= Exercise objective =
Every line that contains the word "Кирова" should be copied.

:::

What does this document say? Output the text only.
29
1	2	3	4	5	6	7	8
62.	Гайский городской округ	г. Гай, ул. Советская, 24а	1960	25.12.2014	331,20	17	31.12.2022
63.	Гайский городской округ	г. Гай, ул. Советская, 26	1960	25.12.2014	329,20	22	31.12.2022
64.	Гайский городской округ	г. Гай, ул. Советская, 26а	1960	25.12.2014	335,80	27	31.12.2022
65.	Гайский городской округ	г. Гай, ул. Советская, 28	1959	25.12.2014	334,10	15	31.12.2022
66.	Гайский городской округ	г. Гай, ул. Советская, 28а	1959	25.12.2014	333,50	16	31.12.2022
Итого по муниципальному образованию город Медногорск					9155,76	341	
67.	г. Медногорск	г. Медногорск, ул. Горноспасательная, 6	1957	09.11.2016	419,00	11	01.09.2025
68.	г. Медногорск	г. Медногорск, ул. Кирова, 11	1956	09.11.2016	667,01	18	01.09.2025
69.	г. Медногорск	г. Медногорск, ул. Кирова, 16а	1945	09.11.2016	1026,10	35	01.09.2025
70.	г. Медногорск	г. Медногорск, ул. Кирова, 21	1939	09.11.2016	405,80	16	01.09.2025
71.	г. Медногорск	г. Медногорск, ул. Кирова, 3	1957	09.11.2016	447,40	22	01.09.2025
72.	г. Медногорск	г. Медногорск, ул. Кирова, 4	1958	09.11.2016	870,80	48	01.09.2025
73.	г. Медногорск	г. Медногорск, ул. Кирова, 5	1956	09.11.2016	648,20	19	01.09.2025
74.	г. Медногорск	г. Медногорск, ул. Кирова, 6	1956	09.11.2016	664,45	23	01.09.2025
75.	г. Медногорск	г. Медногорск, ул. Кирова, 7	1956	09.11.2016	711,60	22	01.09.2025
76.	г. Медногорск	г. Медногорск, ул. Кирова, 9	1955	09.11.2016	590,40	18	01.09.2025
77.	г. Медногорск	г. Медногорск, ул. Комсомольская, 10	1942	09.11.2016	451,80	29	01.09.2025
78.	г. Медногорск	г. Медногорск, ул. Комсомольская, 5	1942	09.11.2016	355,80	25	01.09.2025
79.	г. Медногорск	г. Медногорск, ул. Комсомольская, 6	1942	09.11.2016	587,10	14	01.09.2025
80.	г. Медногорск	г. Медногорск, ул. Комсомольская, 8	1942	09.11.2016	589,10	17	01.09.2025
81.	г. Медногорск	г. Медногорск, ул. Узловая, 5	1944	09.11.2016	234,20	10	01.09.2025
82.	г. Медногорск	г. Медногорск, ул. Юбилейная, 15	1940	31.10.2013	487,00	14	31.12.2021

:::

= Correct response =
68.	г. Медногорск	г. Медногорск, ул. Кирова, 11	1956	09.11.2016	667,01	18	01.09.2025
69.	г. Медногорск	г. Медногорск, ул. Кирова, 16а	1945	09.11.2016	1026,10	35	01.09.2025
70.	г. Медногорск	г. Медногорск, ул. Кирова, 21	1939	09.11.2016	405,80	16	01.09.2025
71.	г. Медногорск	г. Медногорск, ул. Кирова, 3	1957	09.11.2016	447,40	22	01.09.2025
72.	г. Медногорск	г. Медногорск, ул. Кирова, 4	1958	09.11.2016	870,80	48	01.09.2025
73.	г. Медногорск	г. Медногорск, ул. Кирова, 5	1956	09.11.2016	648,20	19	01.09.2025
74.	г. Медногорск	г. Медногорск, ул. Кирова, 6	1956	09.11.2016	664,45	23	01.09.2025
75.	г. Медногорск	г. Медногорск, ул. Кирова, 7	1956	09.11.2016	711,60	22	01.09.2025
76.	г. Медногорск	г. Медногорск, ул. Кирова, 9	1955	09.11.2016	590,40	18	01.09.2025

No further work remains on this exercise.